▶ _Exercise materials_:
######
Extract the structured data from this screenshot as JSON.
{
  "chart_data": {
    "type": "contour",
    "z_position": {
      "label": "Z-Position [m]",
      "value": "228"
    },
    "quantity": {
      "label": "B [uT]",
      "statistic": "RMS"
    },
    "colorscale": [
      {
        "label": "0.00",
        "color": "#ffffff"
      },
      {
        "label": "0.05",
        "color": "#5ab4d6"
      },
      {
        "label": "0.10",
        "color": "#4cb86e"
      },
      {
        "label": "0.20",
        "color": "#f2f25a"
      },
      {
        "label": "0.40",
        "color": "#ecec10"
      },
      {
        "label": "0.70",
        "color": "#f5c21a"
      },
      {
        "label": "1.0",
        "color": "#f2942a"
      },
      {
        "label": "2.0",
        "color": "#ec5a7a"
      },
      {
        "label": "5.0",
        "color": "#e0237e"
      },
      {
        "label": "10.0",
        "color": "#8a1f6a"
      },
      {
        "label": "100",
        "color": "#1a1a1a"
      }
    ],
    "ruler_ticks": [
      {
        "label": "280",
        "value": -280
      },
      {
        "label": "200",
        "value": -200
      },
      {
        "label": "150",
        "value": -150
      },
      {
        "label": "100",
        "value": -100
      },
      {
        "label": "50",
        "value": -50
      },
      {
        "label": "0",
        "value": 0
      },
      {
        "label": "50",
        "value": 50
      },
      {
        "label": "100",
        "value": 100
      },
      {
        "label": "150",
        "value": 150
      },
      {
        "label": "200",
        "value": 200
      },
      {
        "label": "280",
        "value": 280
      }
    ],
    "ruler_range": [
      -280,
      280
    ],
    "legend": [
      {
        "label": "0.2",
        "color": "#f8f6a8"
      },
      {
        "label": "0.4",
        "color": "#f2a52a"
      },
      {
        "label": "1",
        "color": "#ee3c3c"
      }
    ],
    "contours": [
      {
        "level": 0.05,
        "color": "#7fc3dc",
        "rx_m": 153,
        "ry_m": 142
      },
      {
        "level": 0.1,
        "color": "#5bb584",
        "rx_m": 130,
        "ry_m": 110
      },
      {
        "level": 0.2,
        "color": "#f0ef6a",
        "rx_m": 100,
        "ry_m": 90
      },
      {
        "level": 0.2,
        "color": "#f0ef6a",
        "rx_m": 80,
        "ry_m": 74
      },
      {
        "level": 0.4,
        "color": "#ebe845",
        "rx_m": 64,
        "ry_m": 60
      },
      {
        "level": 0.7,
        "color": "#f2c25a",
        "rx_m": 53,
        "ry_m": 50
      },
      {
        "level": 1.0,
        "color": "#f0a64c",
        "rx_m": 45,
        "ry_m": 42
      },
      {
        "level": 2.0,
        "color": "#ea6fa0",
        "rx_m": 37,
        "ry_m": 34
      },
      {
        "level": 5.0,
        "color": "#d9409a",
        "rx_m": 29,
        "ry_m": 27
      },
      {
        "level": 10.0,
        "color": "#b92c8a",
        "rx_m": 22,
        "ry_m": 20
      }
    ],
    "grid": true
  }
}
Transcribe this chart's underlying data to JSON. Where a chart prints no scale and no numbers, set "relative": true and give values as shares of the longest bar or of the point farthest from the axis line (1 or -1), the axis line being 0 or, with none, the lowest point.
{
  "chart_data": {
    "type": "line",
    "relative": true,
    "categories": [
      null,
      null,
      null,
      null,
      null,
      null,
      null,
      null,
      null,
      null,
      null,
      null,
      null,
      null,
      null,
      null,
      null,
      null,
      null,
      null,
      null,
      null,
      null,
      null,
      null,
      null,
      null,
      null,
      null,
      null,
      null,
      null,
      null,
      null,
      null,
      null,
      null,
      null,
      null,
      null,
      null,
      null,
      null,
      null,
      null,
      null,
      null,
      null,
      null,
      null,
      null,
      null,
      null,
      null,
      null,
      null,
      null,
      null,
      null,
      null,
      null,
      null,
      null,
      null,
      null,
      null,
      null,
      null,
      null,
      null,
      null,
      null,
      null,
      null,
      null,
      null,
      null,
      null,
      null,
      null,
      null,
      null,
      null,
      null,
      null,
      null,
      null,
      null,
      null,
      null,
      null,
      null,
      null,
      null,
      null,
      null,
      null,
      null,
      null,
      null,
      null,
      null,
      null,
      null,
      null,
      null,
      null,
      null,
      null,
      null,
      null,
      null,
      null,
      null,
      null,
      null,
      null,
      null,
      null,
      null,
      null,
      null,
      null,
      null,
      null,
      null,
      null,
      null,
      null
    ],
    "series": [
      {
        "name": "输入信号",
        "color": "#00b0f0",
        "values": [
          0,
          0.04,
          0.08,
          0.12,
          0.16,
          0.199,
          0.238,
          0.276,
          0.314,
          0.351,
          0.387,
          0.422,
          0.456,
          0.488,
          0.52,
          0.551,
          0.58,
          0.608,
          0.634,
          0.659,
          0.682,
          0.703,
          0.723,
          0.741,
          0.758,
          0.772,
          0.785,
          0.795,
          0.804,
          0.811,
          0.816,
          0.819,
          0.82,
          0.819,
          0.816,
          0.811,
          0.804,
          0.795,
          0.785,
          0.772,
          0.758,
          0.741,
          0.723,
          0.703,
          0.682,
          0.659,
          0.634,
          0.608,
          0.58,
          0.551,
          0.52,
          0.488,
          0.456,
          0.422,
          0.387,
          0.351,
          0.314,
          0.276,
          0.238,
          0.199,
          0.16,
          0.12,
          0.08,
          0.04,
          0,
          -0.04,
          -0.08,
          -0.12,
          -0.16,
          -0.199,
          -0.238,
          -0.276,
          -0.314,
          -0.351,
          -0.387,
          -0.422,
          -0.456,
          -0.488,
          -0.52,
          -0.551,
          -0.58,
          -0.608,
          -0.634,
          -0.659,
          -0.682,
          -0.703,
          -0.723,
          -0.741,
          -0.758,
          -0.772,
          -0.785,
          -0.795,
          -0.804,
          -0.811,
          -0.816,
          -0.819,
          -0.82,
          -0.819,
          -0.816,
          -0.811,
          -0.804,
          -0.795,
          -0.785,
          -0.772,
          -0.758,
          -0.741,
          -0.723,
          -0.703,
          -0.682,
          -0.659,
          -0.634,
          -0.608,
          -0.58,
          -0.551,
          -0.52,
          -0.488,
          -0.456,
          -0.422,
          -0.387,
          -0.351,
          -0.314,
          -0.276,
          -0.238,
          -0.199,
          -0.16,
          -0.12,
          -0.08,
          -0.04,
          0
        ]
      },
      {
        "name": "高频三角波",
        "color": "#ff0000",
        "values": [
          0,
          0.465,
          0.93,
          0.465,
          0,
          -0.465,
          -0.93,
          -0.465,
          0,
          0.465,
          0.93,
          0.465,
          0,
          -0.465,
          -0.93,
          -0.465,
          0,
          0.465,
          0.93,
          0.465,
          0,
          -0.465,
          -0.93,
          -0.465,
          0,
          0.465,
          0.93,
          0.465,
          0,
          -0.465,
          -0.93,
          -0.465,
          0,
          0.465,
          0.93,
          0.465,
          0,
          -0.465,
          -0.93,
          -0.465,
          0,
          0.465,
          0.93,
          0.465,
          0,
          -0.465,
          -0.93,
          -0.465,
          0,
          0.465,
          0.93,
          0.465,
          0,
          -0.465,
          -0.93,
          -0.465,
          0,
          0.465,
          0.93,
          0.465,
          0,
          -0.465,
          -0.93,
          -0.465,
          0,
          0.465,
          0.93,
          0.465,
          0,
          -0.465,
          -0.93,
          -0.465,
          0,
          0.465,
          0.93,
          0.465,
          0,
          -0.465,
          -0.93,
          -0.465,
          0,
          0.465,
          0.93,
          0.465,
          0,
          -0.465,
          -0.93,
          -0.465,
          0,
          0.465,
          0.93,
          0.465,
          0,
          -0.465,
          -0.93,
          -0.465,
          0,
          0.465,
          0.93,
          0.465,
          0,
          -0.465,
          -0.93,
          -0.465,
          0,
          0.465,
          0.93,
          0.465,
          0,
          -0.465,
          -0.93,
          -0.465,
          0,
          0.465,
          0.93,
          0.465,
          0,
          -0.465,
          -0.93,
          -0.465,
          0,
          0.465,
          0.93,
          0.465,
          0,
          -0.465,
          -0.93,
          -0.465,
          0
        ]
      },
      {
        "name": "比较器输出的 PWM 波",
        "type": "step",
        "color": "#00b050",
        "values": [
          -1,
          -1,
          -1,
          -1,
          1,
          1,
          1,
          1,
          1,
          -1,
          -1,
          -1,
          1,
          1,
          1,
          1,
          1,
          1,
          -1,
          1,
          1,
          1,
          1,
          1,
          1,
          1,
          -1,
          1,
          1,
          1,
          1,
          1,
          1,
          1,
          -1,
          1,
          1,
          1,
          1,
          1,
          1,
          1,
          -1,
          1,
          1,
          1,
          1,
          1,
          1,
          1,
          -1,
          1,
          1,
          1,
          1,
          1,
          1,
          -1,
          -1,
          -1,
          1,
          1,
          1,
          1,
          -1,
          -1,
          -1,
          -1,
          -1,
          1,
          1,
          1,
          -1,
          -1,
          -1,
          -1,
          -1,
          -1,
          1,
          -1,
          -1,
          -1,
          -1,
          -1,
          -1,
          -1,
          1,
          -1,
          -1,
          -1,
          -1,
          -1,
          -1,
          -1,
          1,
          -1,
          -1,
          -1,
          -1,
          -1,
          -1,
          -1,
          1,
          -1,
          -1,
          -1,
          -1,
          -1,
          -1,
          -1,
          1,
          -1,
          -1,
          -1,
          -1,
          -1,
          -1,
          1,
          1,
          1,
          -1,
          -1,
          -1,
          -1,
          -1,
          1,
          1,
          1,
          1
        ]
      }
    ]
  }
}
######
▶ _Requirement_: List the lines of the records where "level" occurs.

▶ _Final result_:
        "level": 0.05,
        "level": 0.1,
        "level": 0.2,
        "level": 0.2,
        "level": 0.4,
        "level": 0.7,
        "level": 1.0,
        "level": 2.0,
        "level": 5.0,
        "level": 10.0,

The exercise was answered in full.